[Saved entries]
★ ★ ★ ★

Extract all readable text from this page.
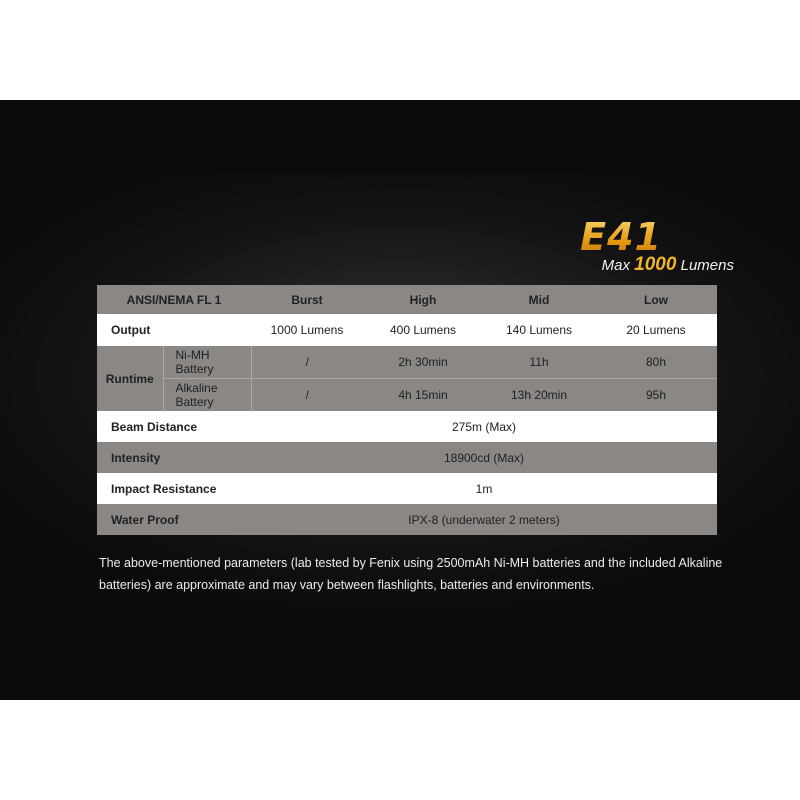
E41
Max 1000 Lumens
ANSI/NEMA FL 1		Burst	High	Mid	Low
Output		1000 Lumens	400 Lumens	140 Lumens	20 Lumens
Runtime	Ni-MH Battery	/	2h 30min	11h	80h
	Alkaline Battery	/	4h 15min	13h 20min	95h
Beam Distance		275m (Max)			
Intensity		18900cd (Max)			
Impact Resistance		1m			
Water Proof		IPX-8 (underwater 2 meters)			
The above-mentioned parameters (lab tested by Fenix using 2500mAh Ni-MH batteries and the included Alkaline batteries) are approximate and may vary between flashlights, batteries and environments.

★ ★ ★ ★

■ **What the task requires**: Copy the listing in full and without alteration, omitting every picture.

■ **Exercise result**:
Extract all readable text from this page.
E41
Max 1000 Lumens
ANSI/NEMA FL 1		Burst	High	Mid	Low
Output		1000 Lumens	400 Lumens	140 Lumens	20 Lumens
Runtime	Ni-MH Battery	/	2h 30min	11h	80h
	Alkaline Battery	/	4h 15min	13h 20min	95h
Beam Distance		275m (Max)			
Intensity		18900cd (Max)			
Impact Resistance		1m			
Water Proof		IPX-8 (underwater 2 meters)			
The above-mentioned parameters (lab tested by Fenix using 2500mAh Ni-MH batteries and the included Alkaline batteries) are approximate and may vary between flashlights, batteries and environments.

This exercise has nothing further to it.